**TASKS AND EXERCISES**:
- 1) From the demonetisation article, list the sets of issues the Survey is said to focus on.
- 2) Print the demonetisation article from "A perusal of" up to and including "for compliance improve.".
====== SELECTED PASSAGE ======
In EcoSurvey, demonetisation defense is a misleading half-truth
A key theme of the Economic Survey presented to Parliament today is demonetisation. The survey seeks to discuss “complexities of the analytics, empirics and potential impacts of demonetisation”. It has focused on the three sets of issues in this regard: (a) broader aspects of management of demonetisation, as reflected in the design and implementation of the initiative, (b) economic impact of demonetisation in the short and medium run and (c) implications of demonetisation for the broader vision underlying the future conduct of economic policy.
The poor and inefficient technological readiness made such a massive operation ineffective. It is a pity that money supply figures are not recorded properly and the RBI’s hesitancy to report the remonetisation figure is a clear evidence of this.
The Survey refrains from discussing the broader aspects, steering away from what is the most critical aspect of the entire exercise of demonetisation. It is the ill-conceived and poorly timed design and implementation of demonetisation that is at the crux of the many adverse consequences that have impacted the common citizen, besides hurting the economy. The exercise was based on a false perception that cash transactions breed corruption and less cash means that the level of corruption is reduced. The poor and inefficient technological readiness made such a massive operation ineffective. It is a pity that money supply figures are not recorded properly and the RBI’s hesitancy to report the remonetisation figure is a clear evidence of this.
The survey maintains that there have been short term costs but potentially long term benefits. To prove this point it has carried out an impact analysis using ten variables which include: (1) Money/interest rates, (2) Financial system Savings, (3) Corruption (underlying illicit activities), (4)Private wealth, (5)Public Sector Wealth, (6) Formalisation/Digitisation, (6)Real estate, (7)Broader economy, (8)GDP, (9) Tax collection, (10) Uncertainty/ credibility.
A perusal of the long term impact on the above heads leads one to conclude that there is no definiteness and that the so-called impact analysis is highly conditional. For an example, the survey comments that loan rates could fall further, if much of the deposit increases prove durable; that the financial sector system savings will increase, to the extent that the cash-deposit ratio falls permanently; that corruption could decline, if incentives for compliance improve.
It goes on to argue, without providing any basis for such assumptions, that private wealth could fall further, if real estate prices continue to decline and that government/RBI’s wealth will increase when unreturned cash is extinguished, reducing liabilities. Further, it claims that real estate prices could fall as investing undeclared income in real estate becomes more difficult and that the tax component could rise, especially if GST is imposed on real estate.
The survey claims that indirect and corporate taxes could decline, to the extent growth slows. Over the long run, taxes should increase as formalisation expands and compliance improves. This is again a very simplistic and an erroneous view.
This is more of a wish list rather than any analysis. The long term impacts of demonetisation are sugarcoated with many ifs here. Such an analysis, claims and statements are neither expected nor appropriate in a prestigious document like the Economic Survey.
More importantly, the impact of GDP analysis lacks analytical rigour and is misleading. The Survey, to defend demonetisation, takes the shelter of nominal growth. The survey mentioned that “an even better counterfactual for comparison would be the level of nominal rather than real GDP growth. After all, demonetisation is mostly a nominal demand shock, so its effect in the first instance will be on nominal magnitudes.” This is not only an analytical blunder and but also a classic case of creative accounting to defend and justify a wrong. For all analytical purposes, the real GDP represents truly the performance of the economy and certainly not the nominal GDP.
====== STORED DATA ======
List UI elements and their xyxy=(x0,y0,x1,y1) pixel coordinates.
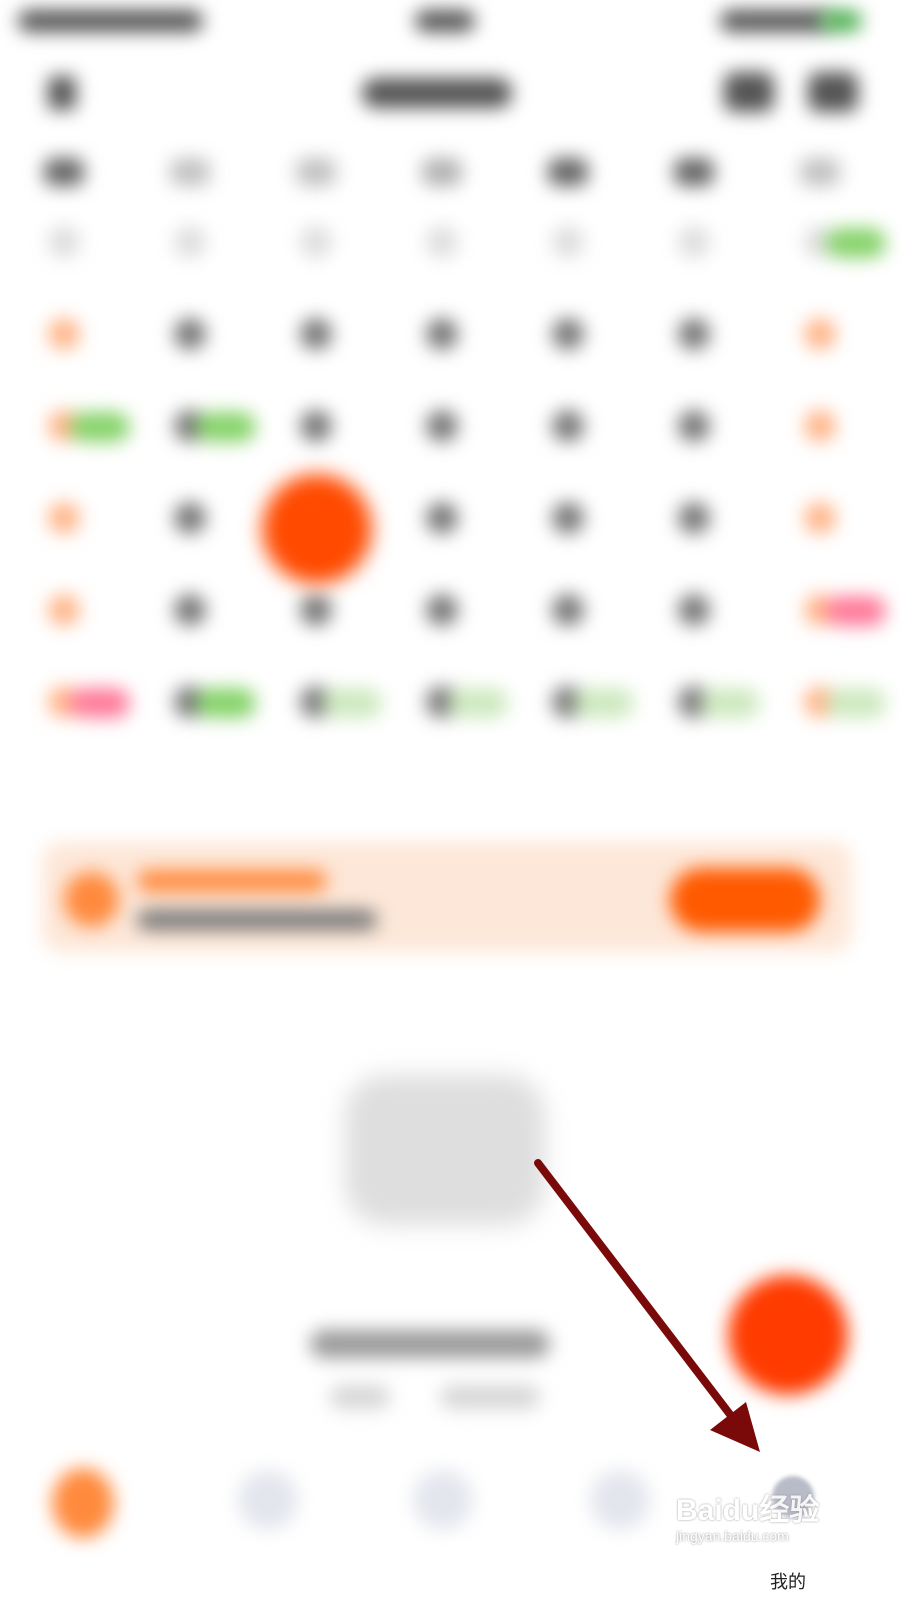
watermark-logo: Baidu经验 xyxy=(676,1494,820,1527)
watermark-url: jingyan.baidu.com xyxy=(676,1528,789,1544)
annotation-arrow xyxy=(534,1159,760,1452)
======
**TASK-BY-TASK SOLUTIONS**:
- 1)
- Broader aspects of management of demonetisation, as reflected in the design and implementation of the initiative
- Economic impact of demonetisation in the short and medium run
- Implications of demonetisation for the broader vision underlying the future conduct of economic policy

- 2)
A perusal of the long term impact on the above heads leads one to conclude that there is no definiteness and that the so-called impact analysis is highly conditional. For an example, the survey comments that loan rates could fall further, if much of the deposit increases prove durable; that the financial sector system savings will increase, to the extent that the cash-deposit ratio falls permanently; that corruption could decline, if incentives for compliance improve.